| Directive A |
Rename "ground" to "earth" in the stretch of the listing from its start through the line containing "380, 476, 387]", and write out that stretch again with nothing else changed.
★ ★ ★ ★ ★
= John Fane (1751–1824) =

British politician

John Fane (6 January 1751 – 8 February 1824), of Wormsley near Watlington, Oxfordshire, was a British Tory politician who represented Oxfordshire in eight successive Parliaments. He was also a magistrate and president of the Oxfordshire Agricultural Society.

==Background==
Fane was the son of Henry Fane (a younger brother of Thomas Fane, 8th Earl of Westmorland). His mother was Charlotte, daughter of Richard Luther, of Miles near Ongar in Essex.

==Political career==
Fane was returned to Parliament for Oxfordshire in 1796, 1802, 1806, 1807, 1812, 1818, and 1820. He was created D.C.L. Oxford 28 June 1797. Appointed Major of the Oxfordshire Militia on 4 June 1803, but not so in 1807, and Lieutenant Colonel Commandant 2nd Oxfordshire (Local) Militia 24 April 1809.

Fane was a Tory independent who supported the government Ministers when they did things he perceived to be in the national interest, but was opposed to government patronage grants and pensions to its own supporters, and he never sought or obtained, a place or pension for himself or his family. He managed his estates prudently, and did not spend money on vices or foreign travel and except when called to London by his Parliamentary duties, stayed his own country-seat amongst his tenantry. He was upright, and inflexibly impartial when exercising his magisterial duties at the Assizes and the Sessions.
★ ★ ★ ★ ★
| Directive B |
According to the text on John Fane, on what date was he created D.C.L. Oxford?

| Records from a collection |
★ ★ ★ ★ ★
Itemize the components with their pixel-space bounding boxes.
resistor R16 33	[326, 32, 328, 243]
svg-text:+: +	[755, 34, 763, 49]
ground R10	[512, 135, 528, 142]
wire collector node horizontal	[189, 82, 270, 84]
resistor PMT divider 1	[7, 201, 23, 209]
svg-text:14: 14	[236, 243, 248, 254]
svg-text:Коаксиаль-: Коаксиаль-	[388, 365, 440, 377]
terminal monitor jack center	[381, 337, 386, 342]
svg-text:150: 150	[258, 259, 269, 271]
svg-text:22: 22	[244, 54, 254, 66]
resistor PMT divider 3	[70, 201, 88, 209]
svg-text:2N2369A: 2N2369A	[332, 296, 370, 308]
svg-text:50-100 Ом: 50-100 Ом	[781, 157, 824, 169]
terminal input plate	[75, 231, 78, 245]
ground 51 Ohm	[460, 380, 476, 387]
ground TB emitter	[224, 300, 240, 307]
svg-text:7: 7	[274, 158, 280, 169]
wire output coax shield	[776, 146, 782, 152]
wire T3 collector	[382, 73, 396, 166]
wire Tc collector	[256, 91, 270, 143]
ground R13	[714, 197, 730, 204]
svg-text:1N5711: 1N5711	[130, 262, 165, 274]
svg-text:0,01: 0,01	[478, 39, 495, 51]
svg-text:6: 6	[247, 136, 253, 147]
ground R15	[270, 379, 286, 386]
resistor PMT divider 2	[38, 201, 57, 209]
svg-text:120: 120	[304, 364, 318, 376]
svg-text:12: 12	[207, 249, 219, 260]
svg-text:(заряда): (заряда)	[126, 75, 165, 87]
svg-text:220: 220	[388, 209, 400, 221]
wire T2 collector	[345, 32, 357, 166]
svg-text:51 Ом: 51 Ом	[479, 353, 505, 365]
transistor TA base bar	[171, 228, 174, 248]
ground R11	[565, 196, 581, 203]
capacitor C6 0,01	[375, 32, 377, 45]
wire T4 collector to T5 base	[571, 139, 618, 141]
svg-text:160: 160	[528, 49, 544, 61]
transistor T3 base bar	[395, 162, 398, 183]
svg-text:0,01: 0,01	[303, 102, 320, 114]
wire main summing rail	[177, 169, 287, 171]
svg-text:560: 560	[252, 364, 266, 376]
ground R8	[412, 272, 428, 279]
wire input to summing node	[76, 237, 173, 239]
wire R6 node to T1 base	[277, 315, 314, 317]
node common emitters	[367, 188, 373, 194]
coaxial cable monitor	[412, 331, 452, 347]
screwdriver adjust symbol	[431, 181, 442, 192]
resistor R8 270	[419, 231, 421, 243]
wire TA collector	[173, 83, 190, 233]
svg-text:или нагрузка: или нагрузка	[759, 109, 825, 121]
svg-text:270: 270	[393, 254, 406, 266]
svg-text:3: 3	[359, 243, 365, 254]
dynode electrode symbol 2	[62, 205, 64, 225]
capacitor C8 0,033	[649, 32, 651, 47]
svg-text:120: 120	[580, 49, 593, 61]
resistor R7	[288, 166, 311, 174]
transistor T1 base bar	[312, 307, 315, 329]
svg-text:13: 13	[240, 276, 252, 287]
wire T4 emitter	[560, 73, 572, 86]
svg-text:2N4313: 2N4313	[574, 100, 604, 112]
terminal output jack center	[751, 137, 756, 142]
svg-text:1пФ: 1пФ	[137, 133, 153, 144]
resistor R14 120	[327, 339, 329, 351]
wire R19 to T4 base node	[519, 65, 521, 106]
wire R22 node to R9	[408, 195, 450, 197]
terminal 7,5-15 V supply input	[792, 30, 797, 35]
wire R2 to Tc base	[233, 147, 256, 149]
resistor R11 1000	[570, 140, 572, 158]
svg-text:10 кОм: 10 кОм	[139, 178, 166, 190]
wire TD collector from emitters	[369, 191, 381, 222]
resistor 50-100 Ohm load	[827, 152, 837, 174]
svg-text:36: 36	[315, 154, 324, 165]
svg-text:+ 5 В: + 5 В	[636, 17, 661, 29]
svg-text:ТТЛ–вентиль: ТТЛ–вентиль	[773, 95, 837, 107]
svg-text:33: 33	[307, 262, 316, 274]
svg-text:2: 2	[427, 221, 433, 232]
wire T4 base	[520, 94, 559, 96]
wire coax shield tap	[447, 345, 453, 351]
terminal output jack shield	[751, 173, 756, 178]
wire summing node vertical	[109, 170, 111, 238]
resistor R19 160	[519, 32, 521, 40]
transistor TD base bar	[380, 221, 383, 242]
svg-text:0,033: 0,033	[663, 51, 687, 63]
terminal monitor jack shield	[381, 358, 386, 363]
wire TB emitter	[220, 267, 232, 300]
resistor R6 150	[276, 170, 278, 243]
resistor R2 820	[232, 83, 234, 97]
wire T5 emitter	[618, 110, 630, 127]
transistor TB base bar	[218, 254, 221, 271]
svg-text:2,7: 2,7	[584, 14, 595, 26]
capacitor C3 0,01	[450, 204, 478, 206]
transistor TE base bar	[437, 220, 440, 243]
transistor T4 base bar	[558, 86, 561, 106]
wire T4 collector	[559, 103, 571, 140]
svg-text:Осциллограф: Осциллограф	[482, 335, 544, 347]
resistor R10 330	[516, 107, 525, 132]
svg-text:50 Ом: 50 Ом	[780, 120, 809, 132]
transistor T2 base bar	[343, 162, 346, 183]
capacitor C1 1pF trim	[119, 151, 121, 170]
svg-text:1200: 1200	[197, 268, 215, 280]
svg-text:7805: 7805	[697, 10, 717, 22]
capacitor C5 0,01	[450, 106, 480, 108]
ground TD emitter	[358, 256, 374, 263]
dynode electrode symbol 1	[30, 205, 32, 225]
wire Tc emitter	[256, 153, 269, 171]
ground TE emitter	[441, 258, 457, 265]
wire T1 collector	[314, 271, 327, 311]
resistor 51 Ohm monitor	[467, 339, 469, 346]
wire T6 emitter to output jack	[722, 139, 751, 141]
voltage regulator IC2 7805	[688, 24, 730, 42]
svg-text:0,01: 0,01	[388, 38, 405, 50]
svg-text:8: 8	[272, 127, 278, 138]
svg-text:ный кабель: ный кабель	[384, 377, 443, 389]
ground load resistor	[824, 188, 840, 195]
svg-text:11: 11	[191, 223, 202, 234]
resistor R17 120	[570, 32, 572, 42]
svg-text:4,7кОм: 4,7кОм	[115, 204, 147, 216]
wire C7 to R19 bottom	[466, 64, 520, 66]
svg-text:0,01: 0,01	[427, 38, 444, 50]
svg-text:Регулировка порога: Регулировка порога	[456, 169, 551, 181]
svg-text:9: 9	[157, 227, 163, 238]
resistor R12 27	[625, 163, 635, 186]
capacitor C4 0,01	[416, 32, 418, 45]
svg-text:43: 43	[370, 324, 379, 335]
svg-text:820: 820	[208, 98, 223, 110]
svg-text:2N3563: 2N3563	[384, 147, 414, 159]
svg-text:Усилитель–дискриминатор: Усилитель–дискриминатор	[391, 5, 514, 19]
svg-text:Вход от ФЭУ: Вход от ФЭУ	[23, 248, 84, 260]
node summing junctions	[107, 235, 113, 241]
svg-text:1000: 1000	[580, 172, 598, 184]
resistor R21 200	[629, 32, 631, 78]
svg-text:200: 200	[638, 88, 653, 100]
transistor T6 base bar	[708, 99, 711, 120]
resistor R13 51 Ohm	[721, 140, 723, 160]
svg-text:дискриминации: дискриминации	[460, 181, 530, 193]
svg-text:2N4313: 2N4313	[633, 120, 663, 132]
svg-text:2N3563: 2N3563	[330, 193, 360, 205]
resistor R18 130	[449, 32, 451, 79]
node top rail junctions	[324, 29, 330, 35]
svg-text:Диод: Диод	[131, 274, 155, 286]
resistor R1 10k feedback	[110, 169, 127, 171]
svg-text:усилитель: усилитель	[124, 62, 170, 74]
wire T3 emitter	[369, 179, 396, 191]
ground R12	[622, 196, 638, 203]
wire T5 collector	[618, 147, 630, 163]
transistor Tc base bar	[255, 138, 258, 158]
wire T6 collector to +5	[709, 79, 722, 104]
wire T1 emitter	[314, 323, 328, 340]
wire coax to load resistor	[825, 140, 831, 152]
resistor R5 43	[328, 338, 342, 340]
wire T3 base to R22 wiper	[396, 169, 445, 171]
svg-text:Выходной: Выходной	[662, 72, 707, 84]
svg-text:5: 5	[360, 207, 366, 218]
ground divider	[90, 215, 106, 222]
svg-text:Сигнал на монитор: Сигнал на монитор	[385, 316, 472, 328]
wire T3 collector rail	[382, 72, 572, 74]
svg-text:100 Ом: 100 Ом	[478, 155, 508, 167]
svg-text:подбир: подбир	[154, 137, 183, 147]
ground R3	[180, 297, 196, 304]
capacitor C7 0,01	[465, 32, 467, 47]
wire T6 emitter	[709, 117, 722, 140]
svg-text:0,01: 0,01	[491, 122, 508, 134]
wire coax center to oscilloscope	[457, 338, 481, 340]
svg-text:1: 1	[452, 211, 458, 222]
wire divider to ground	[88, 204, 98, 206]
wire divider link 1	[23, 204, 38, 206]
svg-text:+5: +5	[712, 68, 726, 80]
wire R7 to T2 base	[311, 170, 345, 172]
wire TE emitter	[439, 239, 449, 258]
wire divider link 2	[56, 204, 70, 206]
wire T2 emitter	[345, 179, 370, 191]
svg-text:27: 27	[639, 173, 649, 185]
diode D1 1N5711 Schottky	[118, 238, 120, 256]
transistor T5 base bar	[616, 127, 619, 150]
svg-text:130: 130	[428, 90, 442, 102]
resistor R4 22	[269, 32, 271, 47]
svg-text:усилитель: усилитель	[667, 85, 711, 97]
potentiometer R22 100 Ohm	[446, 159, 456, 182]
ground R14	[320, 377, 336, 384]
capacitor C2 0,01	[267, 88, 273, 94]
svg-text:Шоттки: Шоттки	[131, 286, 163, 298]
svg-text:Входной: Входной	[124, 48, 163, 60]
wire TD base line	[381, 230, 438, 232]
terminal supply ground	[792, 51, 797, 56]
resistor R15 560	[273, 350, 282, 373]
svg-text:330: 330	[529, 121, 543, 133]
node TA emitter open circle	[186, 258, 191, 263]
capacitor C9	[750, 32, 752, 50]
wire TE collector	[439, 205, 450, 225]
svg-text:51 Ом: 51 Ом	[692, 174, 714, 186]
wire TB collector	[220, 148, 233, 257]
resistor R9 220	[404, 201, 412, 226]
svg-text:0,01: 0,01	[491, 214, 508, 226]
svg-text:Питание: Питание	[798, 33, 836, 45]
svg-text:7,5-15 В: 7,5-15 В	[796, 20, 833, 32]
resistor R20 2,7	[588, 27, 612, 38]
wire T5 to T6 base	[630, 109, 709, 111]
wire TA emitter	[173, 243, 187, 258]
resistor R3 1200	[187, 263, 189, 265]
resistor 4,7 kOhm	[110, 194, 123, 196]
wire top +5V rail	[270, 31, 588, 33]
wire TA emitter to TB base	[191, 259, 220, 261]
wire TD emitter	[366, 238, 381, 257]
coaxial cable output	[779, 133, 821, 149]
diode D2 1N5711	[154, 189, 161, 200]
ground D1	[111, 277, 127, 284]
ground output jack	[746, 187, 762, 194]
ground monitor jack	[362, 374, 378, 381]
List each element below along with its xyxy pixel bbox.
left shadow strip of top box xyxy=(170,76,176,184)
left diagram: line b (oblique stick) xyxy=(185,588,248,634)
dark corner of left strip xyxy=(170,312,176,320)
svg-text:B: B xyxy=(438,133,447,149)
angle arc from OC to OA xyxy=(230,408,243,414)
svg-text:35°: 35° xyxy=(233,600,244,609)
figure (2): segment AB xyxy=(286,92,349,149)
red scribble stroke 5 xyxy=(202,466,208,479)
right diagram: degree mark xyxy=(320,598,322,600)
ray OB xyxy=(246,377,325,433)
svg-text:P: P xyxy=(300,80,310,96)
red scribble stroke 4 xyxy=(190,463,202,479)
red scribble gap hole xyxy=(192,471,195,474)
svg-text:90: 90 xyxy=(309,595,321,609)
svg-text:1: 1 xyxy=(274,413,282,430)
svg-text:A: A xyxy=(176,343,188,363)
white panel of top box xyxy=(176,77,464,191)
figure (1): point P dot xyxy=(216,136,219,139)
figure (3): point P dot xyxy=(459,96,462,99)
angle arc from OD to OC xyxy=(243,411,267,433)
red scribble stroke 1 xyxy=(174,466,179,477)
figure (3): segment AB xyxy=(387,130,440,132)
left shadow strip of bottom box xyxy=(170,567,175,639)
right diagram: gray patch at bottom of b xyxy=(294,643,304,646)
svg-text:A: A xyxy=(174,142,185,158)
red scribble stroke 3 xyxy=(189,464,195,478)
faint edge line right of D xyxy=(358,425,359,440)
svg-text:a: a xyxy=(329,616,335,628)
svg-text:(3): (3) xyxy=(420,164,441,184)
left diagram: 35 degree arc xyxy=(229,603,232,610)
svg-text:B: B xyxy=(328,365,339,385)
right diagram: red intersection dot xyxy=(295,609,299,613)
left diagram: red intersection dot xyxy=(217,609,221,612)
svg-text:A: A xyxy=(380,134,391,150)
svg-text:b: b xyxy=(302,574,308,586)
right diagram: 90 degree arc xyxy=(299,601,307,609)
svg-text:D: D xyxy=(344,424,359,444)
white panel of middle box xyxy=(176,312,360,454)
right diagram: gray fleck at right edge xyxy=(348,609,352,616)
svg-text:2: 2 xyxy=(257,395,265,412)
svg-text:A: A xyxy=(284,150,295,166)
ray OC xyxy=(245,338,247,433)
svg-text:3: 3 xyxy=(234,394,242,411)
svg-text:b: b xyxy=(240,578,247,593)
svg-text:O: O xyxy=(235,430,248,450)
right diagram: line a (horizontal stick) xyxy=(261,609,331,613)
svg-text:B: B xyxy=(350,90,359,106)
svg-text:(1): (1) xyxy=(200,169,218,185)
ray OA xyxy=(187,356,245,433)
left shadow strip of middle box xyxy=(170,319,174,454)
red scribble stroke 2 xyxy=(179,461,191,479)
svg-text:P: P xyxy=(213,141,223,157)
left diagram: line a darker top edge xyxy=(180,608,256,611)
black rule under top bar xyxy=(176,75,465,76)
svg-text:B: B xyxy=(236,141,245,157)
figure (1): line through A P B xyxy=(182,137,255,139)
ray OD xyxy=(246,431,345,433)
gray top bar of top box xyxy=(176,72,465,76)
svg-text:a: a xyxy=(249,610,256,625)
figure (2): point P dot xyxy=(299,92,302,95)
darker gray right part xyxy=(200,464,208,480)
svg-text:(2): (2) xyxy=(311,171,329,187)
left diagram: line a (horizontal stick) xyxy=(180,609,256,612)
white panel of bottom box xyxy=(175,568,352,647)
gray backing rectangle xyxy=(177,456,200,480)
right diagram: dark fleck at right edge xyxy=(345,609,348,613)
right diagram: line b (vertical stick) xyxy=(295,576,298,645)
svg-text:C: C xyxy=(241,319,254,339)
★ ★ ★ ★ ★
| Complete answer A |
Itemize the components with their pixel-space bounding boxes.
resistor R16 33	[326, 32, 328, 243]
svg-text:+: +	[755, 34, 763, 49]
earth R10	[512, 135, 528, 142]
wire collector node horizontal	[189, 82, 270, 84]
resistor PMT divider 1	[7, 201, 23, 209]
svg-text:14: 14	[236, 243, 248, 254]
svg-text:Коаксиаль-: Коаксиаль-	[388, 365, 440, 377]
terminal monitor jack center	[381, 337, 386, 342]
svg-text:150: 150	[258, 259, 269, 271]
svg-text:22: 22	[244, 54, 254, 66]
resistor PMT divider 3	[70, 201, 88, 209]
svg-text:2N2369A: 2N2369A	[332, 296, 370, 308]
svg-text:50-100 Ом: 50-100 Ом	[781, 157, 824, 169]
terminal input plate	[75, 231, 78, 245]
earth 51 Ohm	[460, 380, 476, 387]

| Complete answer B |
28 June 1797.